(Dataset rows)
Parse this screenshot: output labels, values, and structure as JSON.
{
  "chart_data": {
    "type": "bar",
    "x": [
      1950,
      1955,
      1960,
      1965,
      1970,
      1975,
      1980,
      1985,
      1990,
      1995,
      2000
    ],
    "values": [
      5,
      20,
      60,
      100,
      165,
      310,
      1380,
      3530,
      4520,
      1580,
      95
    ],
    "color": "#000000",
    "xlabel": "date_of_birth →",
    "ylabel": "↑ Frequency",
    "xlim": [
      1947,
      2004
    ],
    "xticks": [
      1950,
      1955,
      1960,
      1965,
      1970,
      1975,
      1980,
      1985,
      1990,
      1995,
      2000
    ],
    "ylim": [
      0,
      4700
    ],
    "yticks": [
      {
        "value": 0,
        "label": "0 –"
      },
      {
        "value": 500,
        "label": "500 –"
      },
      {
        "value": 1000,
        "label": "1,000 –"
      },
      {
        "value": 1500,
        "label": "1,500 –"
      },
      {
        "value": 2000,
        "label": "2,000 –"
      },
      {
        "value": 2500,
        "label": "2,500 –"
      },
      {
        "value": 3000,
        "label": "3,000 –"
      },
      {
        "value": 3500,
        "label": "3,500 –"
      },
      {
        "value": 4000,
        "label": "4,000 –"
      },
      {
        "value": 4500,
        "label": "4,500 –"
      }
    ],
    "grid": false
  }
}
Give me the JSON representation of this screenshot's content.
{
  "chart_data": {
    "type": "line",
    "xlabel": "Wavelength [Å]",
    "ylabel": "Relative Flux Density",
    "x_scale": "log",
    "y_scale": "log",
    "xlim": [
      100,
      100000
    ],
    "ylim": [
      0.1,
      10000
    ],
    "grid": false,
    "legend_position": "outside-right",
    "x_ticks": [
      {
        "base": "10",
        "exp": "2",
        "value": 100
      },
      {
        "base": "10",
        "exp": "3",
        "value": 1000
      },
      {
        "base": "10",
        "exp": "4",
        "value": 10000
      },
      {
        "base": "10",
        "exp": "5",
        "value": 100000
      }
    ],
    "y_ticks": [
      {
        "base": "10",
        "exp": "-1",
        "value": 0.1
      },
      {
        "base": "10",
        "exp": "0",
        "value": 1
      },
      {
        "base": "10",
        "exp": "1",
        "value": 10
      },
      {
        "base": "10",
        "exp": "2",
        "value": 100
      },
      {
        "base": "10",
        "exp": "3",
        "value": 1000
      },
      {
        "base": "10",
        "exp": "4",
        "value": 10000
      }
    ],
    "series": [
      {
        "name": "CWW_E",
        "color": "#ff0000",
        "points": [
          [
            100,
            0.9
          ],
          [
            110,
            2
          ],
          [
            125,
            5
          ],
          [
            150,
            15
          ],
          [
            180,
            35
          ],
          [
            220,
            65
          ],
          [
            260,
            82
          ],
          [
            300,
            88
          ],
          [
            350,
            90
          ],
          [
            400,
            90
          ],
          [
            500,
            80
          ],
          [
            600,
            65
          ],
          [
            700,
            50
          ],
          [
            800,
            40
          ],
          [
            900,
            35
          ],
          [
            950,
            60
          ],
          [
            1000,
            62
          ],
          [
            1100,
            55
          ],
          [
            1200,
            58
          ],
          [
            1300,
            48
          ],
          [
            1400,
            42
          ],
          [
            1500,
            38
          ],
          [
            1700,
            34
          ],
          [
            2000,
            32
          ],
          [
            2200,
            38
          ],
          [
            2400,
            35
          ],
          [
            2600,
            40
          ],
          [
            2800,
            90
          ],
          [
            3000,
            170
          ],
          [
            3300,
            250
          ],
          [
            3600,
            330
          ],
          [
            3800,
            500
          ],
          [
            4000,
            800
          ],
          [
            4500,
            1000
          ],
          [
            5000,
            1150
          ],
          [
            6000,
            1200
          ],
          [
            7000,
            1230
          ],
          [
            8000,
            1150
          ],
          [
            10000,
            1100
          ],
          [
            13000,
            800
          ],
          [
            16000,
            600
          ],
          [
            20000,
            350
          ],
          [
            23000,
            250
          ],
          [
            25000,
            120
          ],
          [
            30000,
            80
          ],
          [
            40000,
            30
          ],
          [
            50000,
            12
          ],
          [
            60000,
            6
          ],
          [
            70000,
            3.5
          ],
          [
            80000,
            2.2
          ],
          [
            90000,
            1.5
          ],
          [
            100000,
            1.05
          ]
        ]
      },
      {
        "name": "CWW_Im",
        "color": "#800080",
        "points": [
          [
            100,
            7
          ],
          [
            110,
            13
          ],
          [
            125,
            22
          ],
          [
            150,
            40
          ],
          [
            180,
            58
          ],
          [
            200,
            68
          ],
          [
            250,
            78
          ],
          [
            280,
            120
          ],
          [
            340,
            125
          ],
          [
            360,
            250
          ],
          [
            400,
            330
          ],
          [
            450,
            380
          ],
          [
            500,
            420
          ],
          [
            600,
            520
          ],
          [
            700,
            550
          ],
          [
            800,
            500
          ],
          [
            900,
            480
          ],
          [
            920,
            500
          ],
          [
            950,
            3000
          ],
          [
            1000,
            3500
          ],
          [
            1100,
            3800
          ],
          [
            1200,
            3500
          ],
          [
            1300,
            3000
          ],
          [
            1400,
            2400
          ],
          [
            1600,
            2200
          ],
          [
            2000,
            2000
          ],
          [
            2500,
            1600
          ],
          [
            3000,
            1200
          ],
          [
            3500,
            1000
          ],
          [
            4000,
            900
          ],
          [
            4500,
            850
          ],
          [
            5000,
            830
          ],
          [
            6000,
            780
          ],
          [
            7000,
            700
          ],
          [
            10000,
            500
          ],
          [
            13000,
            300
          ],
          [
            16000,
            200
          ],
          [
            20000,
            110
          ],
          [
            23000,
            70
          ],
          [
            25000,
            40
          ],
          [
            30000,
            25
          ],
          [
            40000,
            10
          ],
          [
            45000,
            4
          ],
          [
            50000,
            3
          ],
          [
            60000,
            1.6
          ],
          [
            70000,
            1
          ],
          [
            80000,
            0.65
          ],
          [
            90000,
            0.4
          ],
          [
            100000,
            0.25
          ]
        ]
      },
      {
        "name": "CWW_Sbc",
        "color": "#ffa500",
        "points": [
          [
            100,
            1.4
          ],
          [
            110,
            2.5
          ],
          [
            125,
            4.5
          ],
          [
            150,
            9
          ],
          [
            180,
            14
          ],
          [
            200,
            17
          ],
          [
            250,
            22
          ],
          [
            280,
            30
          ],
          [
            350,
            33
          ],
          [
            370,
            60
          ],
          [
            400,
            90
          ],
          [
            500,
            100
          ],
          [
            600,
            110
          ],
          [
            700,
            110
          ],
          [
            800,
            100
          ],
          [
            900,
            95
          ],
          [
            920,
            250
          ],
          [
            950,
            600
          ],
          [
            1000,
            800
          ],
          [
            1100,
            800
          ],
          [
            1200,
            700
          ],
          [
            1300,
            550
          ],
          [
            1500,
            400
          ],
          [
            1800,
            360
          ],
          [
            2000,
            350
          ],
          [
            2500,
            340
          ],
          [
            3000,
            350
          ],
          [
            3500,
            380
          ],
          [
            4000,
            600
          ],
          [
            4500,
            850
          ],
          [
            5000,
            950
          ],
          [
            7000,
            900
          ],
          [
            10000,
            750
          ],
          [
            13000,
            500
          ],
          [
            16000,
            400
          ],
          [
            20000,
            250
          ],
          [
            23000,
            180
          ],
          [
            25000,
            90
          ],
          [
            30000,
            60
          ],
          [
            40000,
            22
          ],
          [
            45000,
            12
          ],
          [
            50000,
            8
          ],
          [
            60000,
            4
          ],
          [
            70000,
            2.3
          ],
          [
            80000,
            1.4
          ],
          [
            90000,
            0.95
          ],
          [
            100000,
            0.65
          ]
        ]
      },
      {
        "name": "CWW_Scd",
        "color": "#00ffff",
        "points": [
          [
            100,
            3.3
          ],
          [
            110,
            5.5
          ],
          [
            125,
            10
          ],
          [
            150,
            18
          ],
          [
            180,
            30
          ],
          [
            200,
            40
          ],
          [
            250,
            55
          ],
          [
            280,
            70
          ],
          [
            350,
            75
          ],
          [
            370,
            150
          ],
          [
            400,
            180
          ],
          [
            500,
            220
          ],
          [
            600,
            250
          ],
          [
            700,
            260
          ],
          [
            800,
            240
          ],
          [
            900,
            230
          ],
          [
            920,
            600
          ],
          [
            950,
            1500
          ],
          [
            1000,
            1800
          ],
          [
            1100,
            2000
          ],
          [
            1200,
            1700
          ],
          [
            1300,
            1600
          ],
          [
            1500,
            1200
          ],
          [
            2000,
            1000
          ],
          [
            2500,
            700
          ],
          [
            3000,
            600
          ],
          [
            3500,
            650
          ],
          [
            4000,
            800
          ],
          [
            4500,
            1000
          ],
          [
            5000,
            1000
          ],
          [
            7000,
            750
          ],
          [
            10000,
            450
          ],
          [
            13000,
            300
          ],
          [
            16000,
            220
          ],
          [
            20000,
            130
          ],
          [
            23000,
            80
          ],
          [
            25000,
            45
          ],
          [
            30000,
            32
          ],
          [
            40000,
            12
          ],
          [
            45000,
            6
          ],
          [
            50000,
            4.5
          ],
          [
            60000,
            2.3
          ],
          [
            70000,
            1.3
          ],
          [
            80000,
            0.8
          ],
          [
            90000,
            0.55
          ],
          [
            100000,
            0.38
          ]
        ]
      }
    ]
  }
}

Task description
Take every line containing the word "this" and copy it.

The output
Parse this screenshot: output labels, values, and structure as JSON.
Give me the JSON representation of this screenshot's content.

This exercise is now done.